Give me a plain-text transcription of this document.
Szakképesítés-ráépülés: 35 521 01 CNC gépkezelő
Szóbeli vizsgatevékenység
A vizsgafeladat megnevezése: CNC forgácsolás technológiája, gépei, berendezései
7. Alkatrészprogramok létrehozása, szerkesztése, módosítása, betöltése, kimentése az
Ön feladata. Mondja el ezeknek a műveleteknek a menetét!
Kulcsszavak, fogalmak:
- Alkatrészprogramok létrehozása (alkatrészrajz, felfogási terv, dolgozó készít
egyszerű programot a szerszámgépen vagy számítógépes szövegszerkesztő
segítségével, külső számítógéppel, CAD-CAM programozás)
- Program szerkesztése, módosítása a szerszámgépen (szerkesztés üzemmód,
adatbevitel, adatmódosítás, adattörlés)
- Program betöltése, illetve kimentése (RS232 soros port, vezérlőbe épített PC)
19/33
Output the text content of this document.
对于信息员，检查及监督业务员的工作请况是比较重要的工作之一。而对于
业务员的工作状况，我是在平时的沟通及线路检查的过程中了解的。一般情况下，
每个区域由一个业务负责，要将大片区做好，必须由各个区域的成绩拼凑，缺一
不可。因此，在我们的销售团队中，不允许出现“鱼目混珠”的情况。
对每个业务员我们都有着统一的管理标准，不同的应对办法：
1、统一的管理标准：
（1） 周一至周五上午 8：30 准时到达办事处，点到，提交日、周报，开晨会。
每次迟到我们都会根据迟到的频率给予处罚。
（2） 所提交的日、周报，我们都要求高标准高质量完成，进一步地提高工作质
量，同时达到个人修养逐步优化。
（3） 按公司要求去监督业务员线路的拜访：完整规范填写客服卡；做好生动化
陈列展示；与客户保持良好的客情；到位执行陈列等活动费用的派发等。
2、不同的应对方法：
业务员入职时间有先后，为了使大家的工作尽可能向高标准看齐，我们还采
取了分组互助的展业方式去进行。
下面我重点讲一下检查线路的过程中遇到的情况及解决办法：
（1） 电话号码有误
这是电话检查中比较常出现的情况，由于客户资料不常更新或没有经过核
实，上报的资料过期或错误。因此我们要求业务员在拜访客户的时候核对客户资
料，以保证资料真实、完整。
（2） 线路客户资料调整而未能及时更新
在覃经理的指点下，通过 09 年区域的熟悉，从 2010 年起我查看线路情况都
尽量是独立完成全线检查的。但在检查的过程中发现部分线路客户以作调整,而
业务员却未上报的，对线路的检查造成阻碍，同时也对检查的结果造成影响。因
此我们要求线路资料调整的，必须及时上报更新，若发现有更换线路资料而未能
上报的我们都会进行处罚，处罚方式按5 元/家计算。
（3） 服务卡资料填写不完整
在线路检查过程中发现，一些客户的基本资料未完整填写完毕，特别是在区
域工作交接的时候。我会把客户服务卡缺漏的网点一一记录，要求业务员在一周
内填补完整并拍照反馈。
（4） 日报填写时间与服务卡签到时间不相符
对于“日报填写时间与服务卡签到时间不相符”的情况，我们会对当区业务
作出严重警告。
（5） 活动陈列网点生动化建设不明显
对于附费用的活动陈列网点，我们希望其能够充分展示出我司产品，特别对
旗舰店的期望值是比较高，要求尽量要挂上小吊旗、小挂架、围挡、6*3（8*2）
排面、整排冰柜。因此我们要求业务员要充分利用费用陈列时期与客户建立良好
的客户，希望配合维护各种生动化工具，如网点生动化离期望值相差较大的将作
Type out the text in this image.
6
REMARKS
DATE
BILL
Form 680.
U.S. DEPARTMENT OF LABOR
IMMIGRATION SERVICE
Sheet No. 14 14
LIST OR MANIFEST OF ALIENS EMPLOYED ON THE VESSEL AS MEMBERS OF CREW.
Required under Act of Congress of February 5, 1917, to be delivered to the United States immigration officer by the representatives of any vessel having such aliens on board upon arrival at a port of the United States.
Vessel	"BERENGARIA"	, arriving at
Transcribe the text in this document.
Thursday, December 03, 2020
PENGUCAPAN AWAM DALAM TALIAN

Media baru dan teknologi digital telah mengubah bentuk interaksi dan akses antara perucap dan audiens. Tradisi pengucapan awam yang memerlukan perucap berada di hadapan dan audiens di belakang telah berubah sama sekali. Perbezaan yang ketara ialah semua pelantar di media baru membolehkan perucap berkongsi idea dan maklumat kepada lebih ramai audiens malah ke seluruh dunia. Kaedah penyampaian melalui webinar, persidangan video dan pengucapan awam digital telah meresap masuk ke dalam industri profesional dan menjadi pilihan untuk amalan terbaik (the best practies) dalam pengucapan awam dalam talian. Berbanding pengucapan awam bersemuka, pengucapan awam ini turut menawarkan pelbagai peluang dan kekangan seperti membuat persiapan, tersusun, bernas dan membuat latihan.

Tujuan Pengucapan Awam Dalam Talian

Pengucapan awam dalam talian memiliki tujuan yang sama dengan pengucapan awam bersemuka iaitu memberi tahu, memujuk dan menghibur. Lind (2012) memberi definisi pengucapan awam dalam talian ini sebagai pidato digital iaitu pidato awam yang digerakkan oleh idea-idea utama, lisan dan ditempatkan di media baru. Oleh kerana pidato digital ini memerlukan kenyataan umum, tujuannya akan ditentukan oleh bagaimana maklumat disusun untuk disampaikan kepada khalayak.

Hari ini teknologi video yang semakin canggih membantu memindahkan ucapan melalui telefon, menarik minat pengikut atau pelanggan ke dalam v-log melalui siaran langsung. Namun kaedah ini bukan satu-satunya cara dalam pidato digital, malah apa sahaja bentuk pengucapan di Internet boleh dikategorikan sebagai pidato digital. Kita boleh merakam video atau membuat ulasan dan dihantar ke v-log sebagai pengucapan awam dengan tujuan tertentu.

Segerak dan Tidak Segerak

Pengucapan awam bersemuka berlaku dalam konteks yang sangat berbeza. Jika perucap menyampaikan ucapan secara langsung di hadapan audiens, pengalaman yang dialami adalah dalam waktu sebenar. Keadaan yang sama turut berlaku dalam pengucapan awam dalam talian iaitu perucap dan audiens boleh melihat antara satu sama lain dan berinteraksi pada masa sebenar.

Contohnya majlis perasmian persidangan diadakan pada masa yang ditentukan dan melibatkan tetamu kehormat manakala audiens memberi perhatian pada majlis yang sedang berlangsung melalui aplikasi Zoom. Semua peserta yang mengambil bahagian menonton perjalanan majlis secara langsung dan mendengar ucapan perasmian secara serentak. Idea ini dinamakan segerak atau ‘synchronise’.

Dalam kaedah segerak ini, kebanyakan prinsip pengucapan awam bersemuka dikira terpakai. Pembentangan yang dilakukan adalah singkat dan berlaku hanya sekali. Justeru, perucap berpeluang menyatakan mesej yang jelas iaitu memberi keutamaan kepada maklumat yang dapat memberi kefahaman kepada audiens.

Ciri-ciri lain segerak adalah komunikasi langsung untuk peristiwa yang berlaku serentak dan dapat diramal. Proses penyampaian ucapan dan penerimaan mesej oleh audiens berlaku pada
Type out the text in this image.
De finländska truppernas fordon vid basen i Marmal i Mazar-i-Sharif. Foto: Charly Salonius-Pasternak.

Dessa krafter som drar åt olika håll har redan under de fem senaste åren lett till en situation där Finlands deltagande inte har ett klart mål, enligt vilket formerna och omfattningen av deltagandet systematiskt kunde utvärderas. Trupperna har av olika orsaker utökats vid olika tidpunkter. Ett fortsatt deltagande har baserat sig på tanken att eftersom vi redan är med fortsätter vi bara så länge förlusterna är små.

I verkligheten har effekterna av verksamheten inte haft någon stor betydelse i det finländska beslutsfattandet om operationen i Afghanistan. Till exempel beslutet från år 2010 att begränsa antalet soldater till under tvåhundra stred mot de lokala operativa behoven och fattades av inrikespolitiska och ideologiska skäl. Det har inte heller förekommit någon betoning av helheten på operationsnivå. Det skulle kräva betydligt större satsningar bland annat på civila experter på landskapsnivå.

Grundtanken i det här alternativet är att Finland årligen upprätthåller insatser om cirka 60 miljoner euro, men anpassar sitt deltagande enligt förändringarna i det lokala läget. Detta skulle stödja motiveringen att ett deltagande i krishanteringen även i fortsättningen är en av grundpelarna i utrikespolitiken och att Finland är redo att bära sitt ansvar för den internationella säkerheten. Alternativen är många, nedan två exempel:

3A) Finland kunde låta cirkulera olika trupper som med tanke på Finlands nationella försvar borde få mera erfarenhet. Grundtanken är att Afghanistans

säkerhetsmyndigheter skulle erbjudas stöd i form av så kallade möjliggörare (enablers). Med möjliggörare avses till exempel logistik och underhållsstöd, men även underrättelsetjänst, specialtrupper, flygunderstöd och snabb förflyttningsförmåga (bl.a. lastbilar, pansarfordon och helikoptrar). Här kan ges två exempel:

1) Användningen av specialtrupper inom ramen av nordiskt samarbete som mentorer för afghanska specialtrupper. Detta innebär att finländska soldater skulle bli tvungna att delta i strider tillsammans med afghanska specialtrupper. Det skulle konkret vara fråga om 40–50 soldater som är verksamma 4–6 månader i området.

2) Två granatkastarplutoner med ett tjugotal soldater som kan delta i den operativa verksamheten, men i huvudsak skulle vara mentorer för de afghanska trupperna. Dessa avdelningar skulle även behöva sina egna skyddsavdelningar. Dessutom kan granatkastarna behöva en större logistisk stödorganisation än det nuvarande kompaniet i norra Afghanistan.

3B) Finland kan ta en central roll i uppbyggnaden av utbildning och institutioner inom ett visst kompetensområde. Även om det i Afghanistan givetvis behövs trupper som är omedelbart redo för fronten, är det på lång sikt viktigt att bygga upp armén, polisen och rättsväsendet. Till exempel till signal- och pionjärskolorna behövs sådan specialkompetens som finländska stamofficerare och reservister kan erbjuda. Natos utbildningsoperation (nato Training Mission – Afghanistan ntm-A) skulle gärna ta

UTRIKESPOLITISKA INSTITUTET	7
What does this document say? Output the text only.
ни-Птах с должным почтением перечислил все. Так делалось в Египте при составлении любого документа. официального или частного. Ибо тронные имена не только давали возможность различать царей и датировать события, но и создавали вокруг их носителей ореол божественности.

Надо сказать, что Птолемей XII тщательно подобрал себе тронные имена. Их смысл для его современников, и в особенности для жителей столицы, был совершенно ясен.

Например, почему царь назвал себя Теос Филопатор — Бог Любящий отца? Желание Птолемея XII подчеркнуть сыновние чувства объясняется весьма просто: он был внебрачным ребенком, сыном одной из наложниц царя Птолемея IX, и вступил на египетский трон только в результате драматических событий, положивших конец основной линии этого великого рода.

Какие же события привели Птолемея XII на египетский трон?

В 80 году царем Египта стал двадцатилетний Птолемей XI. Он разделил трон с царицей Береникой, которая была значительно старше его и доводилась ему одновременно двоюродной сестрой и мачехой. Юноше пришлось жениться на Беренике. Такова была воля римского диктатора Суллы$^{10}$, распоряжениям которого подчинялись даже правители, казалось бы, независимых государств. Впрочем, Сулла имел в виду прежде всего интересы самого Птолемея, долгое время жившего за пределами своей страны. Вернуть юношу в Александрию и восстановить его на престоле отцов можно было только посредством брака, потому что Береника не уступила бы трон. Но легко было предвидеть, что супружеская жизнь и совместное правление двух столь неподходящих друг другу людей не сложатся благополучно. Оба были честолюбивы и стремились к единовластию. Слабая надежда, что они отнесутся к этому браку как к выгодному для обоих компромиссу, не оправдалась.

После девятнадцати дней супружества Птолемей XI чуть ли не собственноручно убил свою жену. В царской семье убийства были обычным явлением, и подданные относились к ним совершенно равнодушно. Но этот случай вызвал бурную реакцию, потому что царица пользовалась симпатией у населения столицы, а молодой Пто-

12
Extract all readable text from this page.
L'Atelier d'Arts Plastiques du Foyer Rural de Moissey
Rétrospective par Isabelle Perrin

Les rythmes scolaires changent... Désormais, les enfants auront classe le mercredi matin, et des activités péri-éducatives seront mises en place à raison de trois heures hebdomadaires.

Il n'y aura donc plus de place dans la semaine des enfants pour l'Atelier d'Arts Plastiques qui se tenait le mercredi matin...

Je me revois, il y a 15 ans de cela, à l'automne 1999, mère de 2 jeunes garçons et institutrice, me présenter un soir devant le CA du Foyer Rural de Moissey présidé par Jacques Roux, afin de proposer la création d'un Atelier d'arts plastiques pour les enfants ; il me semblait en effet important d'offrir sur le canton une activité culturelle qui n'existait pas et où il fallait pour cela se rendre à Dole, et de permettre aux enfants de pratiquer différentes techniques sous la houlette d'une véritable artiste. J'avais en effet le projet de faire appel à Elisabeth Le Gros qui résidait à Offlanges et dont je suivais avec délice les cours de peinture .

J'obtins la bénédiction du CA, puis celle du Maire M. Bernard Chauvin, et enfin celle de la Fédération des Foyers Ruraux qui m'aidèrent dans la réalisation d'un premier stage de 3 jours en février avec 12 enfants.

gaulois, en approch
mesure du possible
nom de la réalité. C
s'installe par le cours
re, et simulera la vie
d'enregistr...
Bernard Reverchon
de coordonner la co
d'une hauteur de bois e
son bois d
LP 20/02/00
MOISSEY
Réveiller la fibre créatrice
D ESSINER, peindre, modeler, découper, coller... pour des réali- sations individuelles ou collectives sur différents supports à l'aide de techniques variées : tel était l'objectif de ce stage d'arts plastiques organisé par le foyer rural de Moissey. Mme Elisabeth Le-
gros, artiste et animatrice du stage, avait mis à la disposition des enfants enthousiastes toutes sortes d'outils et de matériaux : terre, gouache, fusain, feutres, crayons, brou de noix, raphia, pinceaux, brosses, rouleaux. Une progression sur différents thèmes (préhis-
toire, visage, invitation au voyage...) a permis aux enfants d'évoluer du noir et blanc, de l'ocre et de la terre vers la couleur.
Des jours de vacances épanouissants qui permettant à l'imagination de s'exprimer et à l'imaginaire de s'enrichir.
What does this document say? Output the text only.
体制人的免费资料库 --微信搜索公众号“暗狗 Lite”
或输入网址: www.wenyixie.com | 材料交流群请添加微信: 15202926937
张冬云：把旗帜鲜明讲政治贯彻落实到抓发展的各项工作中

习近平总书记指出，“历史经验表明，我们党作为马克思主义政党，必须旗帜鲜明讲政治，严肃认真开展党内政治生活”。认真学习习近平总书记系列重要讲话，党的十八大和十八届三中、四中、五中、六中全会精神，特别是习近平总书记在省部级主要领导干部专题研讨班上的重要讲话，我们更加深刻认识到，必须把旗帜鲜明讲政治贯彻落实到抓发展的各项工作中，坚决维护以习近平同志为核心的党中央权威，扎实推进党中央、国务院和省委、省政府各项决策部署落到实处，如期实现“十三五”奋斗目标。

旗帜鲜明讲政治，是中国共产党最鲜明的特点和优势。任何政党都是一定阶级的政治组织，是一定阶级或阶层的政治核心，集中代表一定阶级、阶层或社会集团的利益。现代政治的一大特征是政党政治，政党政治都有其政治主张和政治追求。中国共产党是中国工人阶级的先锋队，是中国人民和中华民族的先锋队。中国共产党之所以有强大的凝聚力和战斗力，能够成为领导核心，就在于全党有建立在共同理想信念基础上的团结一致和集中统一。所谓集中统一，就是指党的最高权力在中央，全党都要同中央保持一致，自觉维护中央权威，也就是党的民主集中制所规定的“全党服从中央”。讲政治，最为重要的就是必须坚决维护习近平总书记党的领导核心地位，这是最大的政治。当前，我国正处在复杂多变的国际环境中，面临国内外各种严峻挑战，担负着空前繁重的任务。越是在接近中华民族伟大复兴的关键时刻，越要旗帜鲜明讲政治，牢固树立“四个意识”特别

○ ○ ○ ○ ○ ○ ○

◆ **Stated task**:
In the listing above, find the lines holding the word "столицы" and copy them.

◆ **Task output**:
Надо сказать, что Птолемей XII тщательно подобрал себе тронные имена. Их смысл для его современников, и в особенности для жителей столицы, был совершенно ясен.
После девятнадцати дней супружества Птолемей XI чуть ли не собственноручно убил свою жену. В царской семье убийства были обычным явлением, и подданные относились к ним совершенно равнодушно. Но этот случай вызвал бурную реакцию, потому что царица пользовалась симпатией у населения столицы, а молодой Пто-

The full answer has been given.